(Collection entries)
start

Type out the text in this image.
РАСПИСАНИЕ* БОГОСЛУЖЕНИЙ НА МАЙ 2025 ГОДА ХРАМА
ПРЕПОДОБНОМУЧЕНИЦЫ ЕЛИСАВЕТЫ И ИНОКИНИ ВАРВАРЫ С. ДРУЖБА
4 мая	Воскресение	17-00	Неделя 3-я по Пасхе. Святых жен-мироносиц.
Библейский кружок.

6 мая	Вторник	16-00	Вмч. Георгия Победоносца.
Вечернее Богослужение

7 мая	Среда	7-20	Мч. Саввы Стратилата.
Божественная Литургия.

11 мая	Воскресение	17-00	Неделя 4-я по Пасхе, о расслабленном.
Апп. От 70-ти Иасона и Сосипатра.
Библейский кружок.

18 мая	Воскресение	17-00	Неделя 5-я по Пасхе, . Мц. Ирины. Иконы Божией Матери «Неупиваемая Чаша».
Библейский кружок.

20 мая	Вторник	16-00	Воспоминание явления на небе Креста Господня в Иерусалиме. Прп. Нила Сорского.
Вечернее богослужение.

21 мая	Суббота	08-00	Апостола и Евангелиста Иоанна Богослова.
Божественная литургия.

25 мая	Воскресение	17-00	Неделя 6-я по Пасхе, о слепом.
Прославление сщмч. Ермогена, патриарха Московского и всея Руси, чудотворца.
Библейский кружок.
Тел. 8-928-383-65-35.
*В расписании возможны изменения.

end

Given task:
Return the whole listing exactly, with every line included.

Correct answer:
Type out the text in this image.
РАСПИСАНИЕ* БОГОСЛУЖЕНИЙ НА МАЙ 2025 ГОДА ХРАМА
ПРЕПОДОБНОМУЧЕНИЦЫ ЕЛИСАВЕТЫ И ИНОКИНИ ВАРВАРЫ С. ДРУЖБА
4 мая	Воскресение	17-00	Неделя 3-я по Пасхе. Святых жен-мироносиц.
Библейский кружок.

6 мая	Вторник	16-00	Вмч. Георгия Победоносца.
Вечернее Богослужение

7 мая	Среда	7-20	Мч. Саввы Стратилата.
Божественная Литургия.

11 мая	Воскресение	17-00	Неделя 4-я по Пасхе, о расслабленном.
Апп. От 70-ти Иасона и Сосипатра.
Библейский кружок.

18 мая	Воскресение	17-00	Неделя 5-я по Пасхе, . Мц. Ирины. Иконы Божией Матери «Неупиваемая Чаша».
Библейский кружок.

20 мая	Вторник	16-00	Воспоминание явления на небе Креста Господня в Иерусалиме. Прп. Нила Сорского.
Вечернее богослужение.

21 мая	Суббота	08-00	Апостола и Евангелиста Иоанна Богослова.
Божественная литургия.

25 мая	Воскресение	17-00	Неделя 6-я по Пасхе, о слепом.
Прославление сщмч. Ермогена, патриарха Московского и всея Руси, чудотворца.
Библейский кружок.
Тел. 8-928-383-65-35.
*В расписании возможны изменения.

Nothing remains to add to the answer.